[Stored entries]
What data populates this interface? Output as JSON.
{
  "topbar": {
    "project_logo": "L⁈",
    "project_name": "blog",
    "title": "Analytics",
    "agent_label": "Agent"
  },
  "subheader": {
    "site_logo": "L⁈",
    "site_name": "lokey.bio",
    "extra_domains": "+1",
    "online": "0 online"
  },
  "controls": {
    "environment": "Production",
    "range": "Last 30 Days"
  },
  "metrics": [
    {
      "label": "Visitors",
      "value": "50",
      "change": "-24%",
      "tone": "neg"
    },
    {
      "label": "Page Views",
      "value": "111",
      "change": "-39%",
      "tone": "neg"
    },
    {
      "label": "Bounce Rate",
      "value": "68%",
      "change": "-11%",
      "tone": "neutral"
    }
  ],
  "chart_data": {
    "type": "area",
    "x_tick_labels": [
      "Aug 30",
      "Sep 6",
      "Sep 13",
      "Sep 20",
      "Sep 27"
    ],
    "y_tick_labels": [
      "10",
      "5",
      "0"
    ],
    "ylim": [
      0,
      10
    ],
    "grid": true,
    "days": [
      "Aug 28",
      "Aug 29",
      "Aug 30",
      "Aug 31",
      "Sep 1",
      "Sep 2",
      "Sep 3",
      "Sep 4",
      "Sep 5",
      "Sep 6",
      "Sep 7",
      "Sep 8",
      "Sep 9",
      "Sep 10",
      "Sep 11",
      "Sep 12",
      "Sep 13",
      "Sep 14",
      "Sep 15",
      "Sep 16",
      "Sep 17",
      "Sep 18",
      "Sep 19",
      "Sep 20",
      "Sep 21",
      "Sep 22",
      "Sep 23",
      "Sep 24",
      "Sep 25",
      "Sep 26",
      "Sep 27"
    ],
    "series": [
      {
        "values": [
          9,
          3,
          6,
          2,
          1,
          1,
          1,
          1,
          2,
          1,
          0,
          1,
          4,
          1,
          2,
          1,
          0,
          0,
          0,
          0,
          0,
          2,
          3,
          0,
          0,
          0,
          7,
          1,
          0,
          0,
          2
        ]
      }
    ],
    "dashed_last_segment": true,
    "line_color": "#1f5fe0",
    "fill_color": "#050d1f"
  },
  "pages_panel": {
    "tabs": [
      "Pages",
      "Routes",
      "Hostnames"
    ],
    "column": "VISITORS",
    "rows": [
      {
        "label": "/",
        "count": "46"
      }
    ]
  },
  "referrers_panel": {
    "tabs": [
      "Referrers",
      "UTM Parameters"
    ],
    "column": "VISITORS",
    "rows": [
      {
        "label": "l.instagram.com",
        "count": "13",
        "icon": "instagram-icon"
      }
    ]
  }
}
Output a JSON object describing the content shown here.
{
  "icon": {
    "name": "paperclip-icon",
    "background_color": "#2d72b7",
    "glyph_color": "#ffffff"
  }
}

Aim:
The data above must be returned in full, exactly as written.

Answer in full:
What data populates this interface? Output as JSON.
{
  "topbar": {
    "project_logo": "L⁈",
    "project_name": "blog",
    "title": "Analytics",
    "agent_label": "Agent"
  },
  "subheader": {
    "site_logo": "L⁈",
    "site_name": "lokey.bio",
    "extra_domains": "+1",
    "online": "0 online"
  },
  "controls": {
    "environment": "Production",
    "range": "Last 30 Days"
  },
  "metrics": [
    {
      "label": "Visitors",
      "value": "50",
      "change": "-24%",
      "tone": "neg"
    },
    {
      "label": "Page Views",
      "value": "111",
      "change": "-39%",
      "tone": "neg"
    },
    {
      "label": "Bounce Rate",
      "value": "68%",
      "change": "-11%",
      "tone": "neutral"
    }
  ],
  "chart_data": {
    "type": "area",
    "x_tick_labels": [
      "Aug 30",
      "Sep 6",
      "Sep 13",
      "Sep 20",
      "Sep 27"
    ],
    "y_tick_labels": [
      "10",
      "5",
      "0"
    ],
    "ylim": [
      0,
      10
    ],
    "grid": true,
    "days": [
      "Aug 28",
      "Aug 29",
      "Aug 30",
      "Aug 31",
      "Sep 1",
      "Sep 2",
      "Sep 3",
      "Sep 4",
      "Sep 5",
      "Sep 6",
      "Sep 7",
      "Sep 8",
      "Sep 9",
      "Sep 10",
      "Sep 11",
      "Sep 12",
      "Sep 13",
      "Sep 14",
      "Sep 15",
      "Sep 16",
      "Sep 17",
      "Sep 18",
      "Sep 19",
      "Sep 20",
      "Sep 21",
      "Sep 22",
      "Sep 23",
      "Sep 24",
      "Sep 25",
      "Sep 26",
      "Sep 27"
    ],
    "series": [
      {
        "values": [
          9,
          3,
          6,
          2,
          1,
          1,
          1,
          1,
          2,
          1,
          0,
          1,
          4,
          1,
          2,
          1,
          0,
          0,
          0,
          0,
          0,
          2,
          3,
          0,
          0,
          0,
          7,
          1,
          0,
          0,
          2
        ]
      }
    ],
    "dashed_last_segment": true,
    "line_color": "#1f5fe0",
    "fill_color": "#050d1f"
  },
  "pages_panel": {
    "tabs": [
      "Pages",
      "Routes",
      "Hostnames"
    ],
    "column": "VISITORS",
    "rows": [
      {
        "label": "/",
        "count": "46"
      }
    ]
  },
  "referrers_panel": {
    "tabs": [
      "Referrers",
      "UTM Parameters"
    ],
    "column": "VISITORS",
    "rows": [
      {
        "label": "l.instagram.com",
        "count": "13",
        "icon": "instagram-icon"
      }
    ]
  }
}
Output a JSON object describing the content shown here.
{
  "icon": {
    "name": "paperclip-icon",
    "background_color": "#2d72b7",
    "glyph_color": "#ffffff"
  }
}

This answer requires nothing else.